RAW DATA:
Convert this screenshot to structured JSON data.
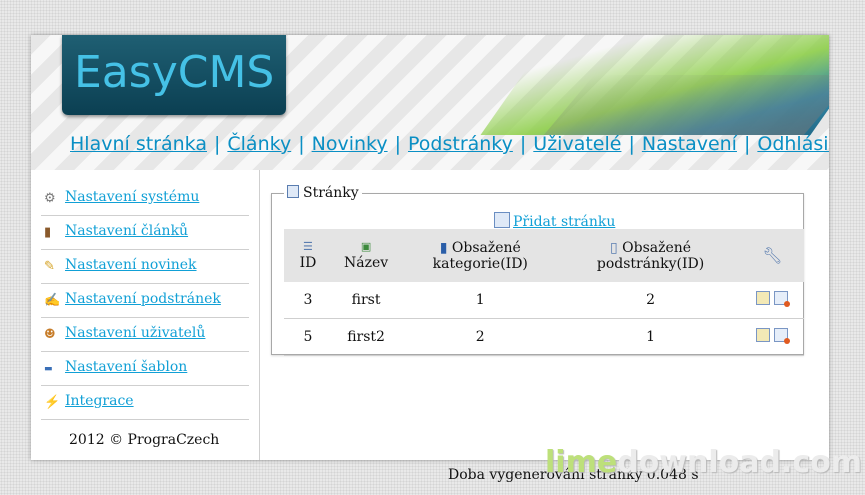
{
  "app": {
    "logo": "EasyCMS"
  },
  "nav": [
    {
      "label": "Hlavní stránka"
    },
    {
      "label": "Články"
    },
    {
      "label": "Novinky"
    },
    {
      "label": "Podstránky"
    },
    {
      "label": "Uživatelé"
    },
    {
      "label": "Nastavení"
    },
    {
      "label": "Odhlásit se"
    }
  ],
  "nav_separator": "|",
  "sidebar": {
    "items": [
      {
        "label": " Nastavení systému",
        "icon": "gear-icon"
      },
      {
        "label": " Nastavení článků",
        "icon": "book-icon"
      },
      {
        "label": " Nastavení novinek",
        "icon": "pencil-icon"
      },
      {
        "label": " Nastavení podstránek",
        "icon": "edit-page-icon"
      },
      {
        "label": " Nastavení uživatelů",
        "icon": "users-icon"
      },
      {
        "label": " Nastavení šablon",
        "icon": "html-icon"
      },
      {
        "label": " Integrace",
        "icon": "magic-wand-icon"
      }
    ],
    "footer": "2012 © PrograCzech"
  },
  "main": {
    "legend": "Stránky",
    "add_link": "Přidat stránku",
    "table": {
      "headers": {
        "id": "ID",
        "name": "Název",
        "category": "Obsažené kategorie(ID)",
        "subpage": "Obsažené podstránky(ID)"
      },
      "rows": [
        {
          "id": "3",
          "name": "first",
          "category": "1",
          "subpage": "2"
        },
        {
          "id": "5",
          "name": "first2",
          "category": "2",
          "subpage": "1"
        }
      ]
    },
    "footer": "Doba vygenerování stránky 0.048 s"
  },
  "watermark": {
    "part1": "lime",
    "part2": "download.com"
  }
}
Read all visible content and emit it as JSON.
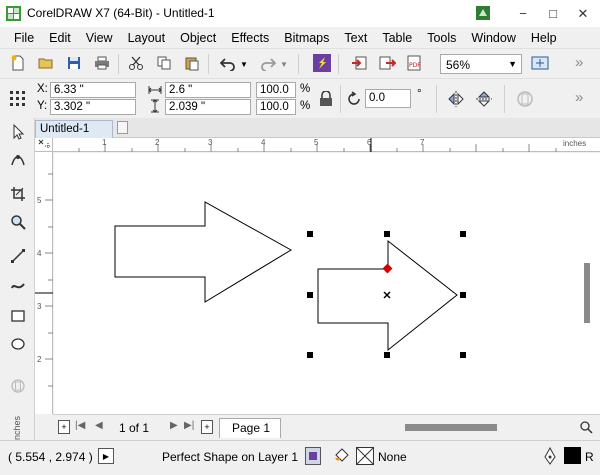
{
  "window": {
    "title": "CorelDRAW X7 (64-Bit) - Untitled-1",
    "minimize_glyph": "−",
    "maximize_glyph": "□",
    "close_glyph": "✕"
  },
  "menu": [
    "File",
    "Edit",
    "View",
    "Layout",
    "Object",
    "Effects",
    "Bitmaps",
    "Text",
    "Table",
    "Tools",
    "Window",
    "Help"
  ],
  "standard_toolbar": {
    "zoom_level": "56%"
  },
  "property_bar": {
    "x_label": "X:",
    "x_value": "6.33 \"",
    "y_label": "Y:",
    "y_value": "3.302 \"",
    "width_value": "2.6 \"",
    "height_value": "2.039 \"",
    "scale_w": "100.0",
    "scale_h": "100.0",
    "percent": "%",
    "rotation": "0.0",
    "degree": "°"
  },
  "document_tab": {
    "label": "Untitled-1"
  },
  "ruler": {
    "h_ticks": [
      "1",
      "2",
      "3",
      "4",
      "5",
      "6",
      "7"
    ],
    "h_unit": "inches",
    "v_ticks": [
      "5",
      "4",
      "3",
      "2"
    ],
    "v_unit": "inches"
  },
  "page_nav": {
    "page_count": "1 of 1",
    "page_tab": "Page 1"
  },
  "status": {
    "coordinates": "( 5.554 , 2.974 )",
    "object_info": "Perfect Shape on Layer 1",
    "fill_label": "None",
    "outline_label": "R"
  },
  "colors": {
    "accent": "#6b3fa0",
    "handle": "#000000",
    "node_red": "#d40000",
    "tab_bg": "#dfe8f5"
  }
}
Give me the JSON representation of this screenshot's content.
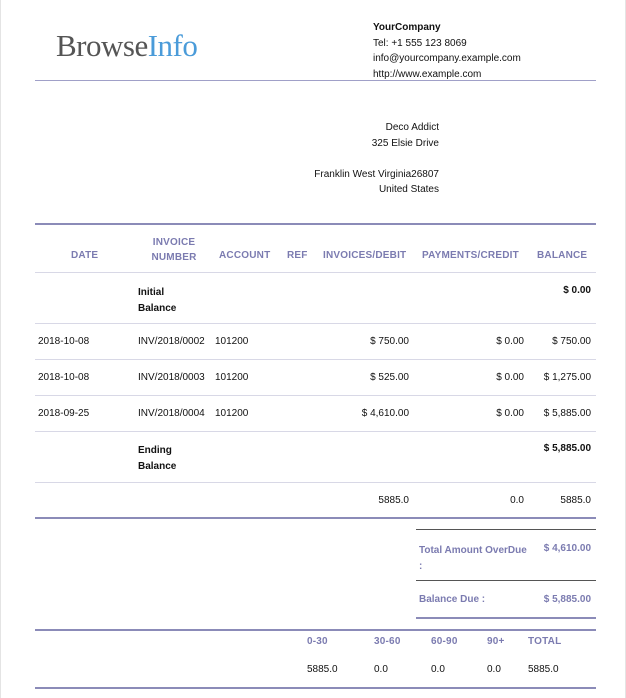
{
  "logo": {
    "part1": "Browse",
    "part2": "Info",
    "accent_color": "#4a9bd9"
  },
  "company": {
    "name": "YourCompany",
    "tel": "Tel: +1 555 123 8069",
    "email": "info@yourcompany.example.com",
    "website": "http://www.example.com"
  },
  "partner": {
    "name": "Deco Addict",
    "street": "325 Elsie Drive",
    "city_line": "Franklin West Virginia26807",
    "country": "United States"
  },
  "table": {
    "headers": {
      "date": "DATE",
      "invoice_line1": "INVOICE",
      "invoice_line2": "NUMBER",
      "account": "ACCOUNT",
      "ref": "REF",
      "debit": "INVOICES/DEBIT",
      "credit": "PAYMENTS/CREDIT",
      "balance": "BALANCE"
    },
    "initial": {
      "label_line1": "Initial",
      "label_line2": "Balance",
      "balance": "$ 0.00"
    },
    "rows": [
      {
        "date": "2018-10-08",
        "invoice": "INV/2018/0002",
        "account": "101200",
        "debit": "$ 750.00",
        "credit": "$ 0.00",
        "balance": "$ 750.00"
      },
      {
        "date": "2018-10-08",
        "invoice": "INV/2018/0003",
        "account": "101200",
        "debit": "$ 525.00",
        "credit": "$ 0.00",
        "balance": "$ 1,275.00"
      },
      {
        "date": "2018-09-25",
        "invoice": "INV/2018/0004",
        "account": "101200",
        "debit": "$ 4,610.00",
        "credit": "$ 0.00",
        "balance": "$ 5,885.00"
      }
    ],
    "ending": {
      "label_line1": "Ending",
      "label_line2": "Balance",
      "balance": "$ 5,885.00"
    },
    "totals": {
      "debit": "5885.0",
      "credit": "0.0",
      "balance": "5885.0"
    }
  },
  "summary": {
    "overdue_label_line1": "Total Amount OverDue",
    "overdue_label_line2": ":",
    "overdue_value": "$ 4,610.00",
    "balance_due_label": "Balance Due :",
    "balance_due_value": "$ 5,885.00"
  },
  "aging": {
    "headers": [
      "0-30",
      "30-60",
      "60-90",
      "90+",
      "TOTAL"
    ],
    "values": [
      "5885.0",
      "0.0",
      "0.0",
      "0.0",
      "5885.0"
    ]
  }
}
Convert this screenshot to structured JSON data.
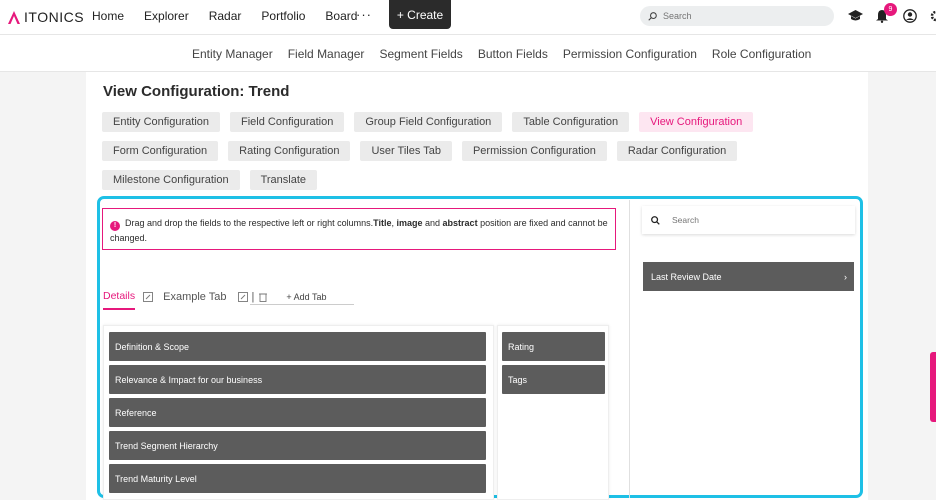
{
  "brand": {
    "logo_text": "ITONICS",
    "accent": "#e6187c",
    "highlight": "#1ec0e6"
  },
  "topnav": {
    "items": [
      "Home",
      "Explorer",
      "Radar",
      "Portfolio",
      "Board"
    ],
    "more": "···",
    "create_label": "+ Create",
    "search_placeholder": "Search",
    "notification_count": "9",
    "icons": [
      "graduation-cap-icon",
      "bell-icon",
      "user-icon",
      "settings-icon"
    ]
  },
  "subnav": {
    "items": [
      "Entity Manager",
      "Field Manager",
      "Segment Fields",
      "Button Fields",
      "Permission Configuration",
      "Role Configuration"
    ]
  },
  "page": {
    "title": "View Configuration: Trend",
    "config_tabs": [
      [
        "Entity Configuration",
        "Field Configuration",
        "Group Field Configuration",
        "Table Configuration",
        "View Configuration"
      ],
      [
        "Form Configuration",
        "Rating Configuration",
        "User Tiles Tab",
        "Permission Configuration",
        "Radar Configuration"
      ],
      [
        "Milestone Configuration",
        "Translate"
      ]
    ],
    "active_tab": "View Configuration"
  },
  "info": {
    "text_1": "Drag and drop the fields to the respective left or right columns.",
    "bold_1": "Title",
    "sep_1": ", ",
    "bold_2": "image",
    "text_2": " and ",
    "bold_3": "abstract",
    "text_3": " position are fixed and cannot be changed."
  },
  "detail_tabs": {
    "active": "Details",
    "other": "Example Tab",
    "add_label": "+ Add Tab"
  },
  "left_fields": [
    "Definition & Scope",
    "Relevance & Impact for our business",
    "Reference",
    "Trend Segment Hierarchy",
    "Trend Maturity Level"
  ],
  "right_fields": [
    "Rating",
    "Tags"
  ],
  "side": {
    "search_placeholder": "Search",
    "fields": [
      "Last Review Date"
    ],
    "chevron": "›"
  }
}
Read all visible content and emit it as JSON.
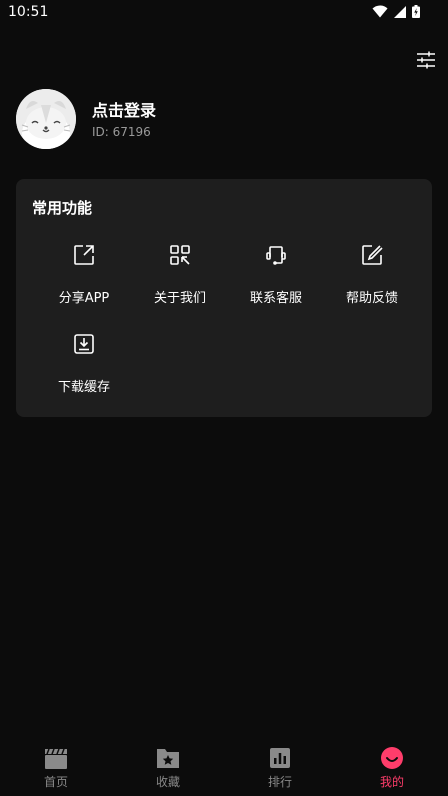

TASK BRIEF:
Gather all lines of the records that include the word "Obsažené".

THE RESULT:
        "category": "Obsažené kategorie(ID)",
        "subpage": "Obsažené podstránky(ID)"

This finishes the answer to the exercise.